- [Exercise]: Identify all lines of the data containing the string "تنظیمات" and copy them.

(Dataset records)

============

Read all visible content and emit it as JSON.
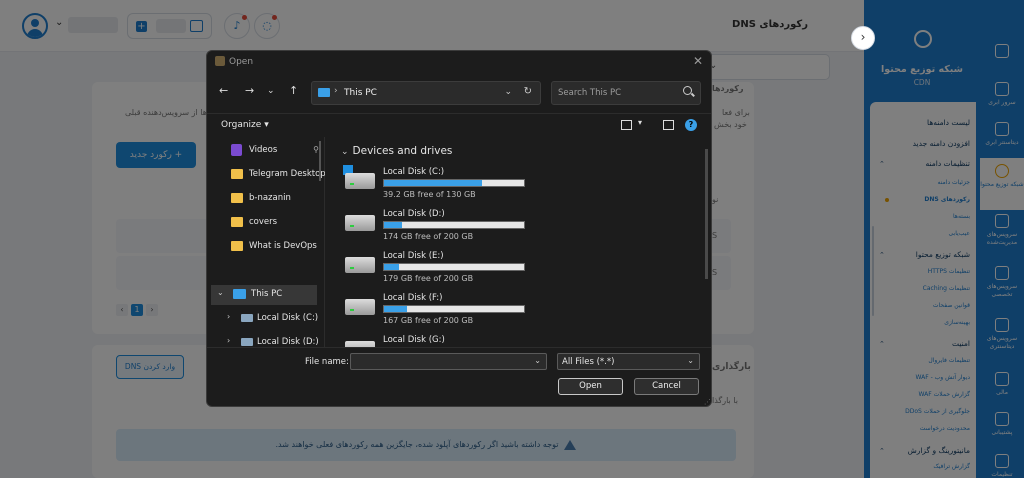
{
  "header": {
    "page_title": "رکوردهای DNS"
  },
  "content": {
    "add_record_label": "+ رکورد جدید",
    "import_dns_label": "وارد کردن DNS",
    "notice_text": "توجه داشته باشید اگر رکوردهای آپلود شده، جایگزین همه رکوردهای فعلی خواهند شد.",
    "pager": {
      "prev": "‹",
      "current": "1",
      "next": "›"
    },
    "peek_texts": [
      "رکوردها",
      "برای فعا",
      "ها از سرویس‌دهنده قبلی",
      "خود بخش",
      "نو",
      "S",
      "S",
      "بارگذاری",
      "با بارگذا"
    ]
  },
  "sidebar": {
    "brand_title": "شبکه توزیع محتوا",
    "brand_subtitle": "CDN",
    "rail": [
      {
        "label": "",
        "icon": "home-icon"
      },
      {
        "label": "سرور ابری",
        "icon": "cloud-server-icon"
      },
      {
        "label": "دیتاسنتر ابری",
        "icon": "datacenter-icon"
      },
      {
        "label": "شبکه توزیع محتوا",
        "icon": "cdn-icon"
      },
      {
        "label": "سرویس‌های مدیریت‌شده",
        "icon": "managed-services-icon"
      },
      {
        "label": "سرویس‌های تخصصی",
        "icon": "special-services-icon"
      },
      {
        "label": "سرویس‌های دیتاسنتری",
        "icon": "datacenter-services-icon"
      },
      {
        "label": "مالی",
        "icon": "finance-icon"
      },
      {
        "label": "پشتیبانی",
        "icon": "support-icon"
      },
      {
        "label": "تنظیمات",
        "icon": "settings-icon"
      }
    ],
    "menu": [
      {
        "text": "لیست دامنه‌ها",
        "kind": "hd"
      },
      {
        "text": "افزودن دامنه جدید",
        "kind": "hd"
      },
      {
        "text": "تنظیمات دامنه",
        "kind": "hd"
      },
      {
        "text": "جزئیات دامنه",
        "kind": "sub"
      },
      {
        "text": "رکوردهای DNS",
        "kind": "sub"
      },
      {
        "text": "بسته‌ها",
        "kind": "sub"
      },
      {
        "text": "عیب‌یابی",
        "kind": "sub"
      },
      {
        "text": "شبکه توزیع محتوا",
        "kind": "hd"
      },
      {
        "text": "تنظیمات HTTPS",
        "kind": "sub"
      },
      {
        "text": "تنظیمات Caching",
        "kind": "sub"
      },
      {
        "text": "قوانین صفحات",
        "kind": "sub"
      },
      {
        "text": "بهینه‌سازی",
        "kind": "sub"
      },
      {
        "text": "امنیت",
        "kind": "hd"
      },
      {
        "text": "تنظیمات فایروال",
        "kind": "sub"
      },
      {
        "text": "دیوار آتش وب - WAF",
        "kind": "sub"
      },
      {
        "text": "گزارش حملات WAF",
        "kind": "sub"
      },
      {
        "text": "جلوگیری از حملات DDoS",
        "kind": "sub"
      },
      {
        "text": "محدودیت درخواست",
        "kind": "sub"
      },
      {
        "text": "مانیتورینگ و گزارش",
        "kind": "hd"
      },
      {
        "text": "گزارش ترافیک",
        "kind": "sub"
      }
    ]
  },
  "dialog": {
    "title": "Open",
    "address": "This PC",
    "search_placeholder": "Search This PC",
    "organize_label": "Organize",
    "tree": [
      {
        "label": "Videos",
        "type": "video",
        "pinned": true
      },
      {
        "label": "Telegram Desktop",
        "type": "folder"
      },
      {
        "label": "b-nazanin",
        "type": "folder"
      },
      {
        "label": "covers",
        "type": "folder"
      },
      {
        "label": "What is DevOps",
        "type": "folder"
      },
      {
        "label": "This PC",
        "type": "pc",
        "selected": true
      },
      {
        "label": "Local Disk (C:)",
        "type": "disk"
      },
      {
        "label": "Local Disk (D:)",
        "type": "disk"
      }
    ],
    "section_title": "Devices and drives",
    "drives": [
      {
        "name": "Local Disk (C:)",
        "free": "39.2 GB free of 130 GB",
        "used_fraction": 0.7,
        "system": true
      },
      {
        "name": "Local Disk (D:)",
        "free": "174 GB free of 200 GB",
        "used_fraction": 0.13
      },
      {
        "name": "Local Disk (E:)",
        "free": "179 GB free of 200 GB",
        "used_fraction": 0.105
      },
      {
        "name": "Local Disk (F:)",
        "free": "167 GB free of 200 GB",
        "used_fraction": 0.165
      },
      {
        "name": "Local Disk (G:)",
        "free": "",
        "used_fraction": 0
      }
    ],
    "file_name_label": "File name:",
    "file_name_value": "",
    "file_type": "All Files (*.*)",
    "open_label": "Open",
    "cancel_label": "Cancel"
  },
  "colors": {
    "brand_blue": "#1f7fd1",
    "accent_orange": "#f0a500",
    "dialog_bg": "#1c1c1c",
    "drive_bar": "#3aa0e8"
  }
}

============

- [Answer for this exercise]:
        "label": "تنظیمات",
        "text": "تنظیمات دامنه",
        "text": "تنظیمات HTTPS",
        "text": "تنظیمات Caching",
        "text": "تنظیمات فایروال",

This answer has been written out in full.